◆ **Work instructions**: Search the material for the word "qualquer" and copy each line that holds it.

[Dataset excerpt]
════
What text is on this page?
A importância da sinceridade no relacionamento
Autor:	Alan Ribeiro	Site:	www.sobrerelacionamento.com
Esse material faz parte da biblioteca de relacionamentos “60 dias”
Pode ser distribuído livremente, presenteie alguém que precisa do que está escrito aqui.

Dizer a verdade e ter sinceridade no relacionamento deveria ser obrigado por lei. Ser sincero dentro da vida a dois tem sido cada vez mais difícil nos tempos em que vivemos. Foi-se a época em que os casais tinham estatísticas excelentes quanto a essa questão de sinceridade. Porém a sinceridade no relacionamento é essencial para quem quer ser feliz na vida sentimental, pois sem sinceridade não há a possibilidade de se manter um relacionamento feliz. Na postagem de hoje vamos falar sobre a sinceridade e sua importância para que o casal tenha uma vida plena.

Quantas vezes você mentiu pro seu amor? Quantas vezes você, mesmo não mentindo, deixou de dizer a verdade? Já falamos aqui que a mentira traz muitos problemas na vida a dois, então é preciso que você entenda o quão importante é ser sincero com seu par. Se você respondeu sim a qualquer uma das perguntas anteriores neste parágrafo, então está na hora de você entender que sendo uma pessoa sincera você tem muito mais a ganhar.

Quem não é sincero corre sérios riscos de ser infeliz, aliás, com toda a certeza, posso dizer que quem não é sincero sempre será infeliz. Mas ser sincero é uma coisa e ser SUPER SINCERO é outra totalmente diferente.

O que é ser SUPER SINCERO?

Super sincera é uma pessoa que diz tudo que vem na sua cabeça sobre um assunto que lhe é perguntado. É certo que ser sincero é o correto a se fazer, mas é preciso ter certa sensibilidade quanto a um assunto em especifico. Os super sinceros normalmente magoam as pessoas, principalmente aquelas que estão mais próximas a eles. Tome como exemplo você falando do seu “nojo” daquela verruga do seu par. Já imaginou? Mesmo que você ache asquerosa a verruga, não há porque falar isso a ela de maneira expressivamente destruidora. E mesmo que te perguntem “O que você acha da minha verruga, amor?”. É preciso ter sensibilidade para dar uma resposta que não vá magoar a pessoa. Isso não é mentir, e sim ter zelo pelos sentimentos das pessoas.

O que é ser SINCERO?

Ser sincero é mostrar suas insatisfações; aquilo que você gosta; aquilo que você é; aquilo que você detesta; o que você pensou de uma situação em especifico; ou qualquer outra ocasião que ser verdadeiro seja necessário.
════
◆ **Solution to the exercise**:
Quantas vezes você mentiu pro seu amor? Quantas vezes você, mesmo não mentindo, deixou de dizer a verdade? Já falamos aqui que a mentira traz muitos problemas na vida a dois, então é preciso que você entenda o quão importante é ser sincero com seu par. Se você respondeu sim a qualquer uma das perguntas anteriores neste parágrafo, então está na hora de você entender que sendo uma pessoa sincera você tem muito mais a ganhar.
Ser sincero é mostrar suas insatisfações; aquilo que você gosta; aquilo que você é; aquilo que você detesta; o que você pensou de uma situação em especifico; ou qualquer outra ocasião que ser verdadeiro seja necessário.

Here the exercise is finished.